--- START DATA FOR THIS EXERCISE ---

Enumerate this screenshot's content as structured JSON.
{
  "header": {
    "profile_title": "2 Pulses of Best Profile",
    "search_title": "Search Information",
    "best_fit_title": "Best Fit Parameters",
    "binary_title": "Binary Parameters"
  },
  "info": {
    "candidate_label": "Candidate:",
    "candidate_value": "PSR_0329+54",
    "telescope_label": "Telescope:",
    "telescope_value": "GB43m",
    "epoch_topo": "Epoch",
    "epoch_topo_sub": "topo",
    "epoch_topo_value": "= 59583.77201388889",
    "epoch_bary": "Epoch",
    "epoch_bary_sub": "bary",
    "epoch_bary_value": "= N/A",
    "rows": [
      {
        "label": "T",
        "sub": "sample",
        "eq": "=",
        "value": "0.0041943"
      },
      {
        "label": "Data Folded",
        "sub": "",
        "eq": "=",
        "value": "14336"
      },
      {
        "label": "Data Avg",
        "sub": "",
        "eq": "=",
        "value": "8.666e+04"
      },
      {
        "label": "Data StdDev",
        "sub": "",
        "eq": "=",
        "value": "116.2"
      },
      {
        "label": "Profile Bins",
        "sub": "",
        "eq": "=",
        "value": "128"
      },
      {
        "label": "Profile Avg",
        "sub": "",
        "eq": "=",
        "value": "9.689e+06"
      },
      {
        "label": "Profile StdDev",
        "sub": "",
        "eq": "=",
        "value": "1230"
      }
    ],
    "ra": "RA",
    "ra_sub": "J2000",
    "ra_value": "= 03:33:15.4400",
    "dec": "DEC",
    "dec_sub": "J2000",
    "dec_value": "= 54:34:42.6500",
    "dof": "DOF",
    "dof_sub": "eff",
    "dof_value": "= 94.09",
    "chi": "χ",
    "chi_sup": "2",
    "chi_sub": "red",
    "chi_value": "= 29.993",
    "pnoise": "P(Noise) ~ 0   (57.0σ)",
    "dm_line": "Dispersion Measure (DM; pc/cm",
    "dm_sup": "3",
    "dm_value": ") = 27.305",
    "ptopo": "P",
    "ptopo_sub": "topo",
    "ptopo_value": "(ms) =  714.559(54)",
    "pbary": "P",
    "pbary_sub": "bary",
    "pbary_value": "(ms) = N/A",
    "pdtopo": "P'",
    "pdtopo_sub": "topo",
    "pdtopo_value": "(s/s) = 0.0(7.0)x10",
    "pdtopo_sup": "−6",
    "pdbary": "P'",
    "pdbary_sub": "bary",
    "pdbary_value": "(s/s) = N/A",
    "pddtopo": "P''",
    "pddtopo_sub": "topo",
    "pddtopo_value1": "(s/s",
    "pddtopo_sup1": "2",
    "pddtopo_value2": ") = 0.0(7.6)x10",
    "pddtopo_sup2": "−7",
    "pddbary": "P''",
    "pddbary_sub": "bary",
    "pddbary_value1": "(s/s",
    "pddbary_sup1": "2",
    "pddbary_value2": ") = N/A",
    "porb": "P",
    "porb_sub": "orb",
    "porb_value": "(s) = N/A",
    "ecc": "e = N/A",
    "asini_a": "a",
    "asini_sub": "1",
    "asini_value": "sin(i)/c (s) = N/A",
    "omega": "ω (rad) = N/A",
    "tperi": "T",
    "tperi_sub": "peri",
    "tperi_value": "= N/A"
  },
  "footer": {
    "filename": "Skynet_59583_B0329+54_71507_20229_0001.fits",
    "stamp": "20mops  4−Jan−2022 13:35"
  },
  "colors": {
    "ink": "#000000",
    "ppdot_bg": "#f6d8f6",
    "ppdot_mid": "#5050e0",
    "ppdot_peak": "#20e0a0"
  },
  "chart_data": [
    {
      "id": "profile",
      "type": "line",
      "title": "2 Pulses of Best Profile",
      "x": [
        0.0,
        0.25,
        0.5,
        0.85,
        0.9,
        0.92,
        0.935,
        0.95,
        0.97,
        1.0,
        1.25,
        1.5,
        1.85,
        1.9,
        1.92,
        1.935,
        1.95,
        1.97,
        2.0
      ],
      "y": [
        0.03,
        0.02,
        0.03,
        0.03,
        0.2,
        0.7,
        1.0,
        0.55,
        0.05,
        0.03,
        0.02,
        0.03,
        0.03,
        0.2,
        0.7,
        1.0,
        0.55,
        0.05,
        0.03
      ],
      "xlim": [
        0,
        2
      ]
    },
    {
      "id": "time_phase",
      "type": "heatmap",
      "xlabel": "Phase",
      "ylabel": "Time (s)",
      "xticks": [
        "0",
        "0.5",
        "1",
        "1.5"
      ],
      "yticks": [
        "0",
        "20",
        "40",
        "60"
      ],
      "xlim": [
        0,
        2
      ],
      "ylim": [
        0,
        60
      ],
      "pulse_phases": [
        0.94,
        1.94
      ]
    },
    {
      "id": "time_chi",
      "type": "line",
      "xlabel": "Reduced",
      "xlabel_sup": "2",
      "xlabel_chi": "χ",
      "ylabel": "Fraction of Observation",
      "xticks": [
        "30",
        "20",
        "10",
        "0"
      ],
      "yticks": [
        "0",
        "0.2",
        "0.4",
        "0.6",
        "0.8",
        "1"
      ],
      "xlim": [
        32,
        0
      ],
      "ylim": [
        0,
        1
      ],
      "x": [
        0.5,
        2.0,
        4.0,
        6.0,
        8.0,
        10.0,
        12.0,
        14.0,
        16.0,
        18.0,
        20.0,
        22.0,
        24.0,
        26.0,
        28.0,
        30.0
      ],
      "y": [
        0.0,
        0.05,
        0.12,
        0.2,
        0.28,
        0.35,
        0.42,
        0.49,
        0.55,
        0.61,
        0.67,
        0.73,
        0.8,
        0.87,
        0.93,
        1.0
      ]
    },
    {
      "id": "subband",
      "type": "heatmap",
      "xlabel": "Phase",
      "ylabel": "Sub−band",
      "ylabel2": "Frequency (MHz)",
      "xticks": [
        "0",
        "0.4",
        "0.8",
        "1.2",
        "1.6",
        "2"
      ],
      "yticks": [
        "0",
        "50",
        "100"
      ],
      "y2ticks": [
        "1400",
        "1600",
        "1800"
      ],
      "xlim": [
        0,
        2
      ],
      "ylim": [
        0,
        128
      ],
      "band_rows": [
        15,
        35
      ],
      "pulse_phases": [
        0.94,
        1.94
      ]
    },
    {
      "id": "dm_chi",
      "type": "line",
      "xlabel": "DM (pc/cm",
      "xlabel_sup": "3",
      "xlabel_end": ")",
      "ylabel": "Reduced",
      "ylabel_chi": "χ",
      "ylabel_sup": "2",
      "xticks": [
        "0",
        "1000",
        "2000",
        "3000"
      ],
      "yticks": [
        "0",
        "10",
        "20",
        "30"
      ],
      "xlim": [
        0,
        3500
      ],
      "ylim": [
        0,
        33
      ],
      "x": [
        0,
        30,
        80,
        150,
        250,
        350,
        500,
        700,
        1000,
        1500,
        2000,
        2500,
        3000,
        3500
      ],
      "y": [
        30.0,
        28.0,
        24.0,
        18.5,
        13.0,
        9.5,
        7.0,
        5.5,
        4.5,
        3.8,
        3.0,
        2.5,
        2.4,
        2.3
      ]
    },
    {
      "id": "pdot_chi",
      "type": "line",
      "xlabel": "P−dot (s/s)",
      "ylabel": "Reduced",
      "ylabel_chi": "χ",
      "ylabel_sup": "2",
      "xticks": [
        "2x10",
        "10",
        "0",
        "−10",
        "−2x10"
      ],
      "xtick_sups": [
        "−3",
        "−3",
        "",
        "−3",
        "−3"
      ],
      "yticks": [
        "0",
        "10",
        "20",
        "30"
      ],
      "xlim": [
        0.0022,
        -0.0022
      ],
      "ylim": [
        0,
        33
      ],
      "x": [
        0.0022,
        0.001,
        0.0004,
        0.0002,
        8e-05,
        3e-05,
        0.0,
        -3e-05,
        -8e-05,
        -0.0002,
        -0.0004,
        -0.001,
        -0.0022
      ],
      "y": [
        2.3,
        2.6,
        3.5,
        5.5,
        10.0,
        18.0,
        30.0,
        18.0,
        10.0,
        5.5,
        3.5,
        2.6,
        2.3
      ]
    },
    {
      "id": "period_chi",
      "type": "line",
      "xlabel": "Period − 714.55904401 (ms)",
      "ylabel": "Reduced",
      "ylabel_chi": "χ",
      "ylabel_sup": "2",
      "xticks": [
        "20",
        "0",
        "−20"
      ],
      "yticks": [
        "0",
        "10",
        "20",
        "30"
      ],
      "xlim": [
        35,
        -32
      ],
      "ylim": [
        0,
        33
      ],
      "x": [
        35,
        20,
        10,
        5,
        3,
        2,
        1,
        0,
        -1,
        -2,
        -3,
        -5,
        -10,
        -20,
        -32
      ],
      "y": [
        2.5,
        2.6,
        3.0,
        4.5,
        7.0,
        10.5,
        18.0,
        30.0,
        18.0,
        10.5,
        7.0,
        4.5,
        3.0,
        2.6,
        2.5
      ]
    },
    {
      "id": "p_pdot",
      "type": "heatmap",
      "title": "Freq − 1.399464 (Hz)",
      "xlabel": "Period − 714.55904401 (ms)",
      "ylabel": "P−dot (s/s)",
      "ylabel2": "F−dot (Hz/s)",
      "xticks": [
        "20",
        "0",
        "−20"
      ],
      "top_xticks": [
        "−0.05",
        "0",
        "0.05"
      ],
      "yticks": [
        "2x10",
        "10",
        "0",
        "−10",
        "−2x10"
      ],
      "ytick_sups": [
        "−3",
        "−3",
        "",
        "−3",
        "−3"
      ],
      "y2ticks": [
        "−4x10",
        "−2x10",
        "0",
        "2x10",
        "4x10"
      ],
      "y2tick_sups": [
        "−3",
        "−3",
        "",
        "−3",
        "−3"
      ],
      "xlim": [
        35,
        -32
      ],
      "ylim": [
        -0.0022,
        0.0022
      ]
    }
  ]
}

--- END DATA FOR THIS EXERCISE ---

YOUR GOAL: Where a line holds "StdDev", copy that line.

TASK RESPONSE:
        "label": "Data StdDev",
        "label": "Profile StdDev",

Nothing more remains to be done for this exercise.